-- Start --

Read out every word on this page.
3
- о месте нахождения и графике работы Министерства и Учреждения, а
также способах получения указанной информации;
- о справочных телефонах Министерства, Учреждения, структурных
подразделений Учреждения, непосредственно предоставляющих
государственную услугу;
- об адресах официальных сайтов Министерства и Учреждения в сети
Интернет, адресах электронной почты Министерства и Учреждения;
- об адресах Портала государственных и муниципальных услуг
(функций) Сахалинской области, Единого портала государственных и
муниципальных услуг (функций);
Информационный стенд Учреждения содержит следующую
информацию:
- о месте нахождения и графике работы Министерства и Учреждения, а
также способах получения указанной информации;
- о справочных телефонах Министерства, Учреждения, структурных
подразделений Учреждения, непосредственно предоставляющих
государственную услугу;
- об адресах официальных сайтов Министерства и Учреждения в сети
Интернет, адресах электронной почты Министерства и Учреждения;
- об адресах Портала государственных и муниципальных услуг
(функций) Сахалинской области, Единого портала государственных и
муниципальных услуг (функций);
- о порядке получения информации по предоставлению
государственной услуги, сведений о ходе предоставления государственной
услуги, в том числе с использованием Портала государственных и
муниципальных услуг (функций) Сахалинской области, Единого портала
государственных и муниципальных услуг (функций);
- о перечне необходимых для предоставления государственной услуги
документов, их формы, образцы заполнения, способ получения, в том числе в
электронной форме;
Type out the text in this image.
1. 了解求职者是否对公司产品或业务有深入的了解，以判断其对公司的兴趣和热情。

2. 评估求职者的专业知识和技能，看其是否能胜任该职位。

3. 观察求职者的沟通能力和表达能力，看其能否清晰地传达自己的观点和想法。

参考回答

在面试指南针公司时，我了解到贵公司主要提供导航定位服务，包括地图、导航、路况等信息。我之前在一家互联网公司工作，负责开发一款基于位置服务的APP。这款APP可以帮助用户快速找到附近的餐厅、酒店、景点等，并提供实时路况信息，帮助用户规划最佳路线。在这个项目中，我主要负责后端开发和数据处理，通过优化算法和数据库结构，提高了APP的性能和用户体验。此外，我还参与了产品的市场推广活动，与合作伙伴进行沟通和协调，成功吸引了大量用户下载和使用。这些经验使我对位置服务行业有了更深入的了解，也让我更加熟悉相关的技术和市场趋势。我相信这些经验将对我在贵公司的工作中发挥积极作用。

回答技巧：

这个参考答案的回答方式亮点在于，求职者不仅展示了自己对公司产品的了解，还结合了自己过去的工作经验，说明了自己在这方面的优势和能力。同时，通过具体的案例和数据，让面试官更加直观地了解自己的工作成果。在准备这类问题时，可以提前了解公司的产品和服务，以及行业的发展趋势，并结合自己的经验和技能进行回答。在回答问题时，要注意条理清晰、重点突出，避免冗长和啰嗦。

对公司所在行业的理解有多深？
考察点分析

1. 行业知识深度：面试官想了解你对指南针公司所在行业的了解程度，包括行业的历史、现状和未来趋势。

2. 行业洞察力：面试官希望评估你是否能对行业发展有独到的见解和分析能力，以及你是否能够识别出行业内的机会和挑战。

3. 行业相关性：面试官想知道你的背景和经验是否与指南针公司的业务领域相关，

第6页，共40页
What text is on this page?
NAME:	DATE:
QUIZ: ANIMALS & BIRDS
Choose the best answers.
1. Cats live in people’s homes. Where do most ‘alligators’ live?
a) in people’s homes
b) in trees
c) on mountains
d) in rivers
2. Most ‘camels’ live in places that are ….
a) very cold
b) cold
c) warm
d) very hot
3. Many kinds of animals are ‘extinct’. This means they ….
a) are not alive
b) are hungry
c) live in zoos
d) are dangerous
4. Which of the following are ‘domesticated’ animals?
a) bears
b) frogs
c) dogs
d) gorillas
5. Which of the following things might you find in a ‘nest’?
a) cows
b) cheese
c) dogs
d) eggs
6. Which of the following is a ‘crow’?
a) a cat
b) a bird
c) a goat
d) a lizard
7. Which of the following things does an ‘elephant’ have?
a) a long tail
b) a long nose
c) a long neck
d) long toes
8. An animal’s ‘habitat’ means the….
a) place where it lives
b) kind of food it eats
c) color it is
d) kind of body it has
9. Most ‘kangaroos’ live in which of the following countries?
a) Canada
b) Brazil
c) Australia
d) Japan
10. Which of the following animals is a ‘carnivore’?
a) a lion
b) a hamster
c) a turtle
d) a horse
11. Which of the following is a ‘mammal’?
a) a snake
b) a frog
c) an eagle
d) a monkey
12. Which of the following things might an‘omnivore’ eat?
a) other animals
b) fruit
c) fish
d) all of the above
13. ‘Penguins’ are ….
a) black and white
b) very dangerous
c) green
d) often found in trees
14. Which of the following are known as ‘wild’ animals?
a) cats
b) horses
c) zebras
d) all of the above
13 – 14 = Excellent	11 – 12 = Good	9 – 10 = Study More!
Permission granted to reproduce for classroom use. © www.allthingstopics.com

-- End --

TASK TO COMPLETE.
Your task is to return the full listing exactly as it was given.

OUTPUT OF THE EXERCISE.
Read out every word on this page.
3
- о месте нахождения и графике работы Министерства и Учреждения, а
также способах получения указанной информации;
- о справочных телефонах Министерства, Учреждения, структурных
подразделений Учреждения, непосредственно предоставляющих
государственную услугу;
- об адресах официальных сайтов Министерства и Учреждения в сети
Интернет, адресах электронной почты Министерства и Учреждения;
- об адресах Портала государственных и муниципальных услуг
(функций) Сахалинской области, Единого портала государственных и
муниципальных услуг (функций);
Информационный стенд Учреждения содержит следующую
информацию:
- о месте нахождения и графике работы Министерства и Учреждения, а
также способах получения указанной информации;
- о справочных телефонах Министерства, Учреждения, структурных
подразделений Учреждения, непосредственно предоставляющих
государственную услугу;
- об адресах официальных сайтов Министерства и Учреждения в сети
Интернет, адресах электронной почты Министерства и Учреждения;
- об адресах Портала государственных и муниципальных услуг
(функций) Сахалинской области, Единого портала государственных и
муниципальных услуг (функций);
- о порядке получения информации по предоставлению
государственной услуги, сведений о ходе предоставления государственной
услуги, в том числе с использованием Портала государственных и
муниципальных услуг (функций) Сахалинской области, Единого портала
государственных и муниципальных услуг (функций);
- о перечне необходимых для предоставления государственной услуги
документов, их формы, образцы заполнения, способ получения, в том числе в
электронной форме;
Type out the text in this image.
1. 了解求职者是否对公司产品或业务有深入的了解，以判断其对公司的兴趣和热情。

2. 评估求职者的专业知识和技能，看其是否能胜任该职位。

3. 观察求职者的沟通能力和表达能力，看其能否清晰地传达自己的观点和想法。

参考回答

在面试指南针公司时，我了解到贵公司主要提供导航定位服务，包括地图、导航、路况等信息。我之前在一家互联网公司工作，负责开发一款基于位置服务的APP。这款APP可以帮助用户快速找到附近的餐厅、酒店、景点等，并提供实时路况信息，帮助用户规划最佳路线。在这个项目中，我主要负责后端开发和数据处理，通过优化算法和数据库结构，提高了APP的性能和用户体验。此外，我还参与了产品的市场推广活动，与合作伙伴进行沟通和协调，成功吸引了大量用户下载和使用。这些经验使我对位置服务行业有了更深入的了解，也让我更加熟悉相关的技术和市场趋势。我相信这些经验将对我在贵公司的工作中发挥积极作用。

回答技巧：

这个参考答案的回答方式亮点在于，求职者不仅展示了自己对公司产品的了解，还结合了自己过去的工作经验，说明了自己在这方面的优势和能力。同时，通过具体的案例和数据，让面试官更加直观地了解自己的工作成果。在准备这类问题时，可以提前了解公司的产品和服务，以及行业的发展趋势，并结合自己的经验和技能进行回答。在回答问题时，要注意条理清晰、重点突出，避免冗长和啰嗦。

对公司所在行业的理解有多深？
考察点分析

1. 行业知识深度：面试官想了解你对指南针公司所在行业的了解程度，包括行业的历史、现状和未来趋势。

2. 行业洞察力：面试官希望评估你是否能对行业发展有独到的见解和分析能力，以及你是否能够识别出行业内的机会和挑战。

3. 行业相关性：面试官想知道你的背景和经验是否与指南针公司的业务领域相关，

第6页，共40页
What text is on this page?
NAME:	DATE:
QUIZ: ANIMALS & BIRDS
Choose the best answers.
1. Cats live in people’s homes. Where do most ‘alligators’ live?
a) in people’s homes
b) in trees
c) on mountains
d) in rivers
2. Most ‘camels’ live in places that are ….
a) very cold
b) cold
c) warm
d) very hot
3. Many kinds of animals are ‘extinct’. This means they ….
a) are not alive
b) are hungry
c) live in zoos
d) are dangerous
4. Which of the following are ‘domesticated’ animals?
a) bears
b) frogs
c) dogs
d) gorillas
5. Which of the following things might you find in a ‘nest’?
a) cows
b) cheese
c) dogs
d) eggs
6. Which of the following is a ‘crow’?
a) a cat
b) a bird
c) a goat
d) a lizard
7. Which of the following things does an ‘elephant’ have?
a) a long tail
b) a long nose
c) a long neck
d) long toes
8. An animal’s ‘habitat’ means the….
a) place where it lives
b) kind of food it eats
c) color it is
d) kind of body it has
9. Most ‘kangaroos’ live in which of the following countries?
a) Canada
b) Brazil
c) Australia
d) Japan
10. Which of the following animals is a ‘carnivore’?
a) a lion
b) a hamster
c) a turtle
d) a horse
11. Which of the following is a ‘mammal’?
a) a snake
b) a frog
c) an eagle
d) a monkey
12. Which of the following things might an‘omnivore’ eat?
a) other animals
b) fruit
c) fish
d) all of the above
13. ‘Penguins’ are ….
a) black and white
b) very dangerous
c) green
d) often found in trees
14. Which of the following are known as ‘wild’ animals?
a) cats
b) horses
c) zebras
d) all of the above
13 – 14 = Excellent	11 – 12 = Good	9 – 10 = Study More!
Permission granted to reproduce for classroom use. © www.allthingstopics.com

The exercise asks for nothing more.